◆ YOUR OBJECTIVE ◆
Copy out every one of the following items word for word.

------ DATASET

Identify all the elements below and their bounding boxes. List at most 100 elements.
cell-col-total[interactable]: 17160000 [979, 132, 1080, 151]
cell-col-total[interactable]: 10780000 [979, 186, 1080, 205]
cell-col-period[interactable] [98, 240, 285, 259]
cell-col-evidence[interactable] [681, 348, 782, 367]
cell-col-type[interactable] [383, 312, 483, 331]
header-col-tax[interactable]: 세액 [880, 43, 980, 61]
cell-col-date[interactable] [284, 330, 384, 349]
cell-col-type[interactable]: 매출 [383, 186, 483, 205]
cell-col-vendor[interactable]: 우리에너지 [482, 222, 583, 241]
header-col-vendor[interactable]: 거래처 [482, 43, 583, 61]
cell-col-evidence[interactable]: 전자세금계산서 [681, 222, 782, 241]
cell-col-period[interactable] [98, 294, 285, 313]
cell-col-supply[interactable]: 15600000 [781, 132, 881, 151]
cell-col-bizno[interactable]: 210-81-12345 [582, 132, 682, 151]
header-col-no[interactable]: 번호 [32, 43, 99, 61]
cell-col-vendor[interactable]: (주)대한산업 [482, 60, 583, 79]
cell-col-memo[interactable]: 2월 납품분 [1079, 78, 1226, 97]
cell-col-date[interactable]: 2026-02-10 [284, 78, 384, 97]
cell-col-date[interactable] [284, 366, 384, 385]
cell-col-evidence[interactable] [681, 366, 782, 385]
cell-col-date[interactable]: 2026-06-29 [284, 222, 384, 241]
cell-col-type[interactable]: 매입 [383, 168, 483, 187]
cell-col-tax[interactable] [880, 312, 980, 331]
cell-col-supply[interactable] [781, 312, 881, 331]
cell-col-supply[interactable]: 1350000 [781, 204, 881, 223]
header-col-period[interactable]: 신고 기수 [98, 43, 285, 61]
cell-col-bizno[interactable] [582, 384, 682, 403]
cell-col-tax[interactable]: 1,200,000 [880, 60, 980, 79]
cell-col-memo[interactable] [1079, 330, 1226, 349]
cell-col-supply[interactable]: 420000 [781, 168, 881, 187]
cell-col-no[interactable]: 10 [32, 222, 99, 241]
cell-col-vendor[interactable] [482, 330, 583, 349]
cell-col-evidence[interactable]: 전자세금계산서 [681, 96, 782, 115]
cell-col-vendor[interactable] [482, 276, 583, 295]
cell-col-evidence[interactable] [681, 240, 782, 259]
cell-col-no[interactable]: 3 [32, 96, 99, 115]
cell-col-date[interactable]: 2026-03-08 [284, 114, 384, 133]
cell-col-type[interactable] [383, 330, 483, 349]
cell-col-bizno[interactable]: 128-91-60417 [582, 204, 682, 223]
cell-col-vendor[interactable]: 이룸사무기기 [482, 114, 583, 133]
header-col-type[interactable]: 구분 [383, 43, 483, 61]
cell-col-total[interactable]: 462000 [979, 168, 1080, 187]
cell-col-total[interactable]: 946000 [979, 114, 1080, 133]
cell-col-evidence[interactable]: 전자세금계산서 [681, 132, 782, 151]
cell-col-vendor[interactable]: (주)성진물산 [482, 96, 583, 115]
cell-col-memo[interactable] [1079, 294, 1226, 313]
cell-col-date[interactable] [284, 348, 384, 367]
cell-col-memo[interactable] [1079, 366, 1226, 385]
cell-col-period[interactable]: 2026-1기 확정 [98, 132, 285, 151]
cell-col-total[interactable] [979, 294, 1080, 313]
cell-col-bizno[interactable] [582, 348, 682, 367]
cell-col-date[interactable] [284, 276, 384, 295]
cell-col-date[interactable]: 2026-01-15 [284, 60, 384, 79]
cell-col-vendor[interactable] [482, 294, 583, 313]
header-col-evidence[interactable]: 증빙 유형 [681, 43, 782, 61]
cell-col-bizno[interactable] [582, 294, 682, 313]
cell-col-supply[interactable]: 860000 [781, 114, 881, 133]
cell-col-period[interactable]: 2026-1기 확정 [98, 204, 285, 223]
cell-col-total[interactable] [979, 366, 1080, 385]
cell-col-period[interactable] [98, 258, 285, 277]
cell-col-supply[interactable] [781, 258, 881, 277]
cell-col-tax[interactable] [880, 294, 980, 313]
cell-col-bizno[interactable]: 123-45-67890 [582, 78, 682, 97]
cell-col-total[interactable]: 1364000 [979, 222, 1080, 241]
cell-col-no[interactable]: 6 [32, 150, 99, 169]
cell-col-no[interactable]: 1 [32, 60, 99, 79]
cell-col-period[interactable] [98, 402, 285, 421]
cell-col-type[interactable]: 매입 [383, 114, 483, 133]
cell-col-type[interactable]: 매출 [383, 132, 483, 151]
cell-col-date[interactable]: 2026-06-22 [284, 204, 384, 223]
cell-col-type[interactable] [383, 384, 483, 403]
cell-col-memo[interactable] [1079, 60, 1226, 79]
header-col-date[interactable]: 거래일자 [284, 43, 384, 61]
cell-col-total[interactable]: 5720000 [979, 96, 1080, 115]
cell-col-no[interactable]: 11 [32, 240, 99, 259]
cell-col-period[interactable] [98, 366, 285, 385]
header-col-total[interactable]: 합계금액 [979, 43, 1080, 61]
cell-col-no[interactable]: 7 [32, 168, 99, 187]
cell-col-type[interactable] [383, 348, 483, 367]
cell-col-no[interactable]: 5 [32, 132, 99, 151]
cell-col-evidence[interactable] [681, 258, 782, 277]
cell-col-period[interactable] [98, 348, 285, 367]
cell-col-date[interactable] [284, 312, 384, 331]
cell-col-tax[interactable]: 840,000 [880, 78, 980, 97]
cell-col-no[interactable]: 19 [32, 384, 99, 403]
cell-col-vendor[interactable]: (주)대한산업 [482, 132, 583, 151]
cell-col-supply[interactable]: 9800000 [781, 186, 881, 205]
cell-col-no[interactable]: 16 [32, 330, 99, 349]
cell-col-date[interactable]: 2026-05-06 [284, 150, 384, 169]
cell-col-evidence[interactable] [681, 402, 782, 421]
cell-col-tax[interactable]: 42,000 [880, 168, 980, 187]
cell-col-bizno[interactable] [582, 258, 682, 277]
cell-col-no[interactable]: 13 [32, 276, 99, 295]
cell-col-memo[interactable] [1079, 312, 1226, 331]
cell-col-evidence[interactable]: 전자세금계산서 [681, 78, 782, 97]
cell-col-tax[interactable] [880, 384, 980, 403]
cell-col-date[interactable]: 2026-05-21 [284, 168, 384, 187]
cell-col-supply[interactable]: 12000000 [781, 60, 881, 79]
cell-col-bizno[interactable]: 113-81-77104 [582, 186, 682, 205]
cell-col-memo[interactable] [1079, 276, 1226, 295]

------------

◆ RESULT BELOW ◆
Identify all the elements below and their bounding boxes. List at most 100 elements.
cell-col-total[interactable]: 17160000 [979, 132, 1080, 151]
cell-col-total[interactable]: 10780000 [979, 186, 1080, 205]
cell-col-period[interactable] [98, 240, 285, 259]
cell-col-evidence[interactable] [681, 348, 782, 367]
cell-col-type[interactable] [383, 312, 483, 331]
header-col-tax[interactable]: 세액 [880, 43, 980, 61]
cell-col-date[interactable] [284, 330, 384, 349]
cell-col-type[interactable]: 매출 [383, 186, 483, 205]
cell-col-vendor[interactable]: 우리에너지 [482, 222, 583, 241]
header-col-vendor[interactable]: 거래처 [482, 43, 583, 61]
cell-col-evidence[interactable]: 전자세금계산서 [681, 222, 782, 241]
cell-col-period[interactable] [98, 294, 285, 313]
cell-col-supply[interactable]: 15600000 [781, 132, 881, 151]
cell-col-bizno[interactable]: 210-81-12345 [582, 132, 682, 151]
header-col-no[interactable]: 번호 [32, 43, 99, 61]
cell-col-vendor[interactable]: (주)대한산업 [482, 60, 583, 79]
cell-col-memo[interactable]: 2월 납품분 [1079, 78, 1226, 97]
cell-col-date[interactable]: 2026-02-10 [284, 78, 384, 97]
cell-col-date[interactable] [284, 366, 384, 385]
cell-col-evidence[interactable] [681, 366, 782, 385]
cell-col-date[interactable]: 2026-06-29 [284, 222, 384, 241]
cell-col-type[interactable]: 매입 [383, 168, 483, 187]
cell-col-tax[interactable] [880, 312, 980, 331]
cell-col-supply[interactable] [781, 312, 881, 331]
cell-col-supply[interactable]: 1350000 [781, 204, 881, 223]
header-col-period[interactable]: 신고 기수 [98, 43, 285, 61]
cell-col-bizno[interactable] [582, 384, 682, 403]
cell-col-tax[interactable]: 1,200,000 [880, 60, 980, 79]
cell-col-memo[interactable] [1079, 330, 1226, 349]
cell-col-supply[interactable]: 420000 [781, 168, 881, 187]
cell-col-no[interactable]: 10 [32, 222, 99, 241]
cell-col-vendor[interactable] [482, 330, 583, 349]
cell-col-evidence[interactable]: 전자세금계산서 [681, 96, 782, 115]
cell-col-vendor[interactable] [482, 276, 583, 295]
cell-col-evidence[interactable] [681, 240, 782, 259]
cell-col-no[interactable]: 3 [32, 96, 99, 115]
cell-col-date[interactable]: 2026-03-08 [284, 114, 384, 133]
cell-col-type[interactable] [383, 330, 483, 349]
cell-col-bizno[interactable]: 128-91-60417 [582, 204, 682, 223]
cell-col-vendor[interactable]: 이룸사무기기 [482, 114, 583, 133]
header-col-type[interactable]: 구분 [383, 43, 483, 61]
cell-col-total[interactable]: 462000 [979, 168, 1080, 187]
cell-col-total[interactable]: 946000 [979, 114, 1080, 133]
cell-col-evidence[interactable]: 전자세금계산서 [681, 132, 782, 151]
cell-col-vendor[interactable]: (주)성진물산 [482, 96, 583, 115]
cell-col-memo[interactable] [1079, 294, 1226, 313]
cell-col-date[interactable] [284, 348, 384, 367]
cell-col-memo[interactable] [1079, 366, 1226, 385]
cell-col-period[interactable]: 2026-1기 확정 [98, 132, 285, 151]
cell-col-total[interactable] [979, 294, 1080, 313]
cell-col-bizno[interactable] [582, 348, 682, 367]
cell-col-date[interactable] [284, 276, 384, 295]
cell-col-date[interactable]: 2026-01-15 [284, 60, 384, 79]
cell-col-vendor[interactable] [482, 294, 583, 313]
header-col-evidence[interactable]: 증빙 유형 [681, 43, 782, 61]
cell-col-bizno[interactable] [582, 294, 682, 313]
cell-col-supply[interactable]: 860000 [781, 114, 881, 133]
cell-col-period[interactable]: 2026-1기 확정 [98, 204, 285, 223]
cell-col-total[interactable] [979, 366, 1080, 385]
cell-col-period[interactable] [98, 258, 285, 277]
cell-col-supply[interactable] [781, 258, 881, 277]
cell-col-tax[interactable] [880, 294, 980, 313]
cell-col-bizno[interactable]: 123-45-67890 [582, 78, 682, 97]
cell-col-total[interactable]: 1364000 [979, 222, 1080, 241]
cell-col-no[interactable]: 6 [32, 150, 99, 169]
cell-col-no[interactable]: 1 [32, 60, 99, 79]
cell-col-period[interactable] [98, 402, 285, 421]
cell-col-type[interactable]: 매입 [383, 114, 483, 133]
cell-col-type[interactable]: 매출 [383, 132, 483, 151]
cell-col-date[interactable]: 2026-06-22 [284, 204, 384, 223]
cell-col-type[interactable] [383, 384, 483, 403]
cell-col-memo[interactable] [1079, 60, 1226, 79]
header-col-date[interactable]: 거래일자 [284, 43, 384, 61]
cell-col-total[interactable]: 5720000 [979, 96, 1080, 115]
cell-col-no[interactable]: 11 [32, 240, 99, 259]
cell-col-period[interactable] [98, 366, 285, 385]
header-col-total[interactable]: 합계금액 [979, 43, 1080, 61]
cell-col-no[interactable]: 7 [32, 168, 99, 187]
cell-col-type[interactable] [383, 348, 483, 367]
cell-col-no[interactable]: 5 [32, 132, 99, 151]
cell-col-evidence[interactable] [681, 258, 782, 277]
cell-col-period[interactable] [98, 348, 285, 367]
cell-col-date[interactable] [284, 312, 384, 331]
cell-col-tax[interactable]: 840,000 [880, 78, 980, 97]
cell-col-no[interactable]: 19 [32, 384, 99, 403]
cell-col-vendor[interactable]: (주)대한산업 [482, 132, 583, 151]
cell-col-supply[interactable]: 9800000 [781, 186, 881, 205]
cell-col-no[interactable]: 16 [32, 330, 99, 349]
cell-col-date[interactable]: 2026-05-06 [284, 150, 384, 169]
cell-col-evidence[interactable] [681, 402, 782, 421]
cell-col-tax[interactable]: 42,000 [880, 168, 980, 187]
cell-col-bizno[interactable] [582, 258, 682, 277]
cell-col-no[interactable]: 13 [32, 276, 99, 295]
cell-col-memo[interactable] [1079, 312, 1226, 331]
cell-col-evidence[interactable]: 전자세금계산서 [681, 78, 782, 97]
cell-col-tax[interactable] [880, 384, 980, 403]
cell-col-date[interactable]: 2026-05-21 [284, 168, 384, 187]
cell-col-supply[interactable]: 12000000 [781, 60, 881, 79]
cell-col-bizno[interactable]: 113-81-77104 [582, 186, 682, 205]
cell-col-memo[interactable] [1079, 276, 1226, 295]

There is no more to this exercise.